* [DESCRIPTION OF THE TASK]: Identify the lines containing the word "открытия". Copy each one.

A block of data:

+-------+

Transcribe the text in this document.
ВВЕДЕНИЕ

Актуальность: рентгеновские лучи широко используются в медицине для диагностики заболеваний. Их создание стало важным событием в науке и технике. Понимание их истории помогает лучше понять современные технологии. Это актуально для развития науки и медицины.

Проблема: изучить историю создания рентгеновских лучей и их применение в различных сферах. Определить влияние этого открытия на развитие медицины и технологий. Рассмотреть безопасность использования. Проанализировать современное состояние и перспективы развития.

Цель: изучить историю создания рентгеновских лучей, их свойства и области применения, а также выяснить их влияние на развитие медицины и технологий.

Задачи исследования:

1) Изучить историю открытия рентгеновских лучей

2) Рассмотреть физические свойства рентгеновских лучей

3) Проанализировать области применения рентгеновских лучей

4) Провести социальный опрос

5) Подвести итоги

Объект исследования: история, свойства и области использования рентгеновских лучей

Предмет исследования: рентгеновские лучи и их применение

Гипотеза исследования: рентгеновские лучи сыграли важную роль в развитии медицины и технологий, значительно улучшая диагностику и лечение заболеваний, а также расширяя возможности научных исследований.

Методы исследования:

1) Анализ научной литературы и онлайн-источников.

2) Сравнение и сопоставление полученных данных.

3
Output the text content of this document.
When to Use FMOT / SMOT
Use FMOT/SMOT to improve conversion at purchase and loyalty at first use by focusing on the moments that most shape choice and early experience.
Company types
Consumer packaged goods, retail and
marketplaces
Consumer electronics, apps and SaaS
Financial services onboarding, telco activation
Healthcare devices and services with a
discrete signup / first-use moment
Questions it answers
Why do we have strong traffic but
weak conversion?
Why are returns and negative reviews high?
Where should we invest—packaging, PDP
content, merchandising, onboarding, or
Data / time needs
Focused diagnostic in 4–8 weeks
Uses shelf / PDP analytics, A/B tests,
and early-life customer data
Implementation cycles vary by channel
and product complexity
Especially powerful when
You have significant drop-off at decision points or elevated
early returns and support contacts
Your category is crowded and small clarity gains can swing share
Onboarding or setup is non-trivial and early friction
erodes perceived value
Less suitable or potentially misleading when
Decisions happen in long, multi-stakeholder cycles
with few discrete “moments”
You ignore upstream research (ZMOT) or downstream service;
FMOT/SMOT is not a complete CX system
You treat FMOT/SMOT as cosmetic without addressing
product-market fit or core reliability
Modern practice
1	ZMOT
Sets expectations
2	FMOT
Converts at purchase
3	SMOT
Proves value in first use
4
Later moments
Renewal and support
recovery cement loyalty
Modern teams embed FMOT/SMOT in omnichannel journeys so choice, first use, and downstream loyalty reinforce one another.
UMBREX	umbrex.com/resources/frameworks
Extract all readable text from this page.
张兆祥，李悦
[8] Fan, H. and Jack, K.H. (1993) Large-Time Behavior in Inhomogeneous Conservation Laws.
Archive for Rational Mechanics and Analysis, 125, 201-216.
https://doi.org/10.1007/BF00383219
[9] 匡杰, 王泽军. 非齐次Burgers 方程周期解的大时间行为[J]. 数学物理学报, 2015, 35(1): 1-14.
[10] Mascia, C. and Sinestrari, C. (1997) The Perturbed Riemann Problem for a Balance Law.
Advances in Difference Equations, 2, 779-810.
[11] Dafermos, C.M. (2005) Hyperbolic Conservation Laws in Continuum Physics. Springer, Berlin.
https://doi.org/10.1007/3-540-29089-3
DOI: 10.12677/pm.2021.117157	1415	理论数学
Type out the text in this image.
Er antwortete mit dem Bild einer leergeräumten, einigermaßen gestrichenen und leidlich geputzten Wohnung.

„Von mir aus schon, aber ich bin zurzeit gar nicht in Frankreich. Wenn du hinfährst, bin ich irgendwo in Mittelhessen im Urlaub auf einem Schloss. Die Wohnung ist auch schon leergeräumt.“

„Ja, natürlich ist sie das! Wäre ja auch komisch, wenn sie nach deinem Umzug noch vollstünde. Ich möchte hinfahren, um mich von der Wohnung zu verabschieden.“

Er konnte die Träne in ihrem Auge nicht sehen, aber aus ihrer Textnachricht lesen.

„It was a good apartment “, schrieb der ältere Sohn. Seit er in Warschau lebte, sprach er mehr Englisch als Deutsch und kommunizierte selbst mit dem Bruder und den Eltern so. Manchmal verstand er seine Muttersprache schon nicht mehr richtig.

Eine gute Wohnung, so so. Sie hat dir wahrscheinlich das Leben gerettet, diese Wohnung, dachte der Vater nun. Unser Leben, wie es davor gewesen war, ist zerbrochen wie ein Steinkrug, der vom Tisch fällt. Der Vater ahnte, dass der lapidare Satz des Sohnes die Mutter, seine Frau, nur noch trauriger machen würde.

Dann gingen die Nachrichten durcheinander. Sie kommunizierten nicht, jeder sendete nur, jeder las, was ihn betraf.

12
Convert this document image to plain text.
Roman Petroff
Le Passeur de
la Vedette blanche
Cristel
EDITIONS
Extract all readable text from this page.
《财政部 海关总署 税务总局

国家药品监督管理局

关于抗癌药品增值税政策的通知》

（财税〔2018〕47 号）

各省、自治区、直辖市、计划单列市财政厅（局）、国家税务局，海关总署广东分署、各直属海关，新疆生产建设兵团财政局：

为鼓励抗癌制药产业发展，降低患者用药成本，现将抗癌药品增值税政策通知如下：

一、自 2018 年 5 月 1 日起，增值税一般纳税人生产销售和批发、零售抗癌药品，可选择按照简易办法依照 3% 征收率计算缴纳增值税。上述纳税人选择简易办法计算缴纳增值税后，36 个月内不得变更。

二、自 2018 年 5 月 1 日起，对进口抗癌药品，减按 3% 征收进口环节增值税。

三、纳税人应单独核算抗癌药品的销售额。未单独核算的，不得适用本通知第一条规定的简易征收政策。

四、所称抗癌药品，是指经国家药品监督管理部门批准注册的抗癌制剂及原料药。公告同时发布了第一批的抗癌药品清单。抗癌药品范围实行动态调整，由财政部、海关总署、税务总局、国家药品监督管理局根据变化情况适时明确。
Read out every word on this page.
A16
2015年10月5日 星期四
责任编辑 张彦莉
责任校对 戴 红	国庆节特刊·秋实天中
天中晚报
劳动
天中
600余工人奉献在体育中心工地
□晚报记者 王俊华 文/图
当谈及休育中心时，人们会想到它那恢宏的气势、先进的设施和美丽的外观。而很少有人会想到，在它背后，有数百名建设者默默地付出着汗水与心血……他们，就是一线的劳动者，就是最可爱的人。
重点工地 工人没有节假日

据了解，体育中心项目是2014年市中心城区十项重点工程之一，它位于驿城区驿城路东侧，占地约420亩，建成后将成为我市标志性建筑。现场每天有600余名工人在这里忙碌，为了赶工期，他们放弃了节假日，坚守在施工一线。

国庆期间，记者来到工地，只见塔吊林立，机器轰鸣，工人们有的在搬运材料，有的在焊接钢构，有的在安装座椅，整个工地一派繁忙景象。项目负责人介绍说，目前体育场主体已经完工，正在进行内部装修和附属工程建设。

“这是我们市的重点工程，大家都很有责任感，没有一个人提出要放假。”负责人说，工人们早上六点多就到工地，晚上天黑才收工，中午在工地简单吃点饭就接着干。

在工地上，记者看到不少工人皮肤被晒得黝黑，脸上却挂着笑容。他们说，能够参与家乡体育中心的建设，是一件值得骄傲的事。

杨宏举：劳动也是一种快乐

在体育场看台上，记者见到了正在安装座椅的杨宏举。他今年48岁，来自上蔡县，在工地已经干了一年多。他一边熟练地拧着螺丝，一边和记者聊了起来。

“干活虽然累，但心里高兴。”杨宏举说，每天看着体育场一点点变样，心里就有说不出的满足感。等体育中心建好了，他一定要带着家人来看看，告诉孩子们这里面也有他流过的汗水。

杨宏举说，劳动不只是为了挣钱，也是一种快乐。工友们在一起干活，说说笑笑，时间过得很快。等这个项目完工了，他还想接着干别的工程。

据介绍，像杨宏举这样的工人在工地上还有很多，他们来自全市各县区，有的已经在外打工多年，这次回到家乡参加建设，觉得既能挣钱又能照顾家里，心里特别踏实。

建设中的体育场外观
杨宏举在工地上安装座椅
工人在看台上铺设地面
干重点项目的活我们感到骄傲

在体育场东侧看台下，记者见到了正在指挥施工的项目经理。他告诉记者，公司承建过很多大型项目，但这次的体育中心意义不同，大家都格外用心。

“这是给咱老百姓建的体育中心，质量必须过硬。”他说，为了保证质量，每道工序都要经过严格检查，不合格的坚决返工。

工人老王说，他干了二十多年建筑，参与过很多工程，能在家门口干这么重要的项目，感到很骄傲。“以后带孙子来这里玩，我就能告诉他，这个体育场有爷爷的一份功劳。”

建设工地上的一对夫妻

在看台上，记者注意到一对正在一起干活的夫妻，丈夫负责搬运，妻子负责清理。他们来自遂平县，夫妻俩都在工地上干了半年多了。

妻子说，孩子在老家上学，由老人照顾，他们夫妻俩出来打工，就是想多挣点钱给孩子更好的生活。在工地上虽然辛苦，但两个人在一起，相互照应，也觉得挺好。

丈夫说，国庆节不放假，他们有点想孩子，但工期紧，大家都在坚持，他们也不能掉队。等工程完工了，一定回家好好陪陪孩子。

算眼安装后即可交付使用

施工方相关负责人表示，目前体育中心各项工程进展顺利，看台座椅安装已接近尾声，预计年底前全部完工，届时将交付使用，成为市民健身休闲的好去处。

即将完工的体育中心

+-------+

* [EXERCISE RESPONSE]:
Проблема: изучить историю создания рентгеновских лучей и их применение в различных сферах. Определить влияние этого открытия на развитие медицины и технологий. Рассмотреть безопасность использования. Проанализировать современное состояние и перспективы развития.
1) Изучить историю открытия рентгеновских лучей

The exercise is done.